Entries with figure data.
========================================================================

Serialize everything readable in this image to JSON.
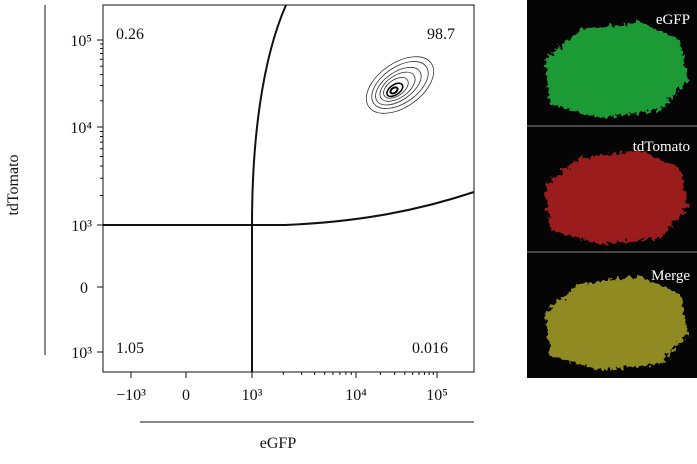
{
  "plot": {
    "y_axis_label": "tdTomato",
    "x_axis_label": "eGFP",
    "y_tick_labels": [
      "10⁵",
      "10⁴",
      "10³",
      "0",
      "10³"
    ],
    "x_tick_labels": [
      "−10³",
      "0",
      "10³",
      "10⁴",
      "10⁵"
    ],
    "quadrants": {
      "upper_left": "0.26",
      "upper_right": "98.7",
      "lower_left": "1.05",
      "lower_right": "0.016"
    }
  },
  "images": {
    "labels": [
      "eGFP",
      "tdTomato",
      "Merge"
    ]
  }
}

========================================================================

TASK OBJECTIVE.
All of the material above needs to be restated exactly, with no pictures.

RESULT OF THIS EXERCISE.
Serialize everything readable in this image to JSON.
{
  "plot": {
    "y_axis_label": "tdTomato",
    "x_axis_label": "eGFP",
    "y_tick_labels": [
      "10⁵",
      "10⁴",
      "10³",
      "0",
      "10³"
    ],
    "x_tick_labels": [
      "−10³",
      "0",
      "10³",
      "10⁴",
      "10⁵"
    ],
    "quadrants": {
      "upper_left": "0.26",
      "upper_right": "98.7",
      "lower_left": "1.05",
      "lower_right": "0.016"
    }
  },
  "images": {
    "labels": [
      "eGFP",
      "tdTomato",
      "Merge"
    ]
  }
}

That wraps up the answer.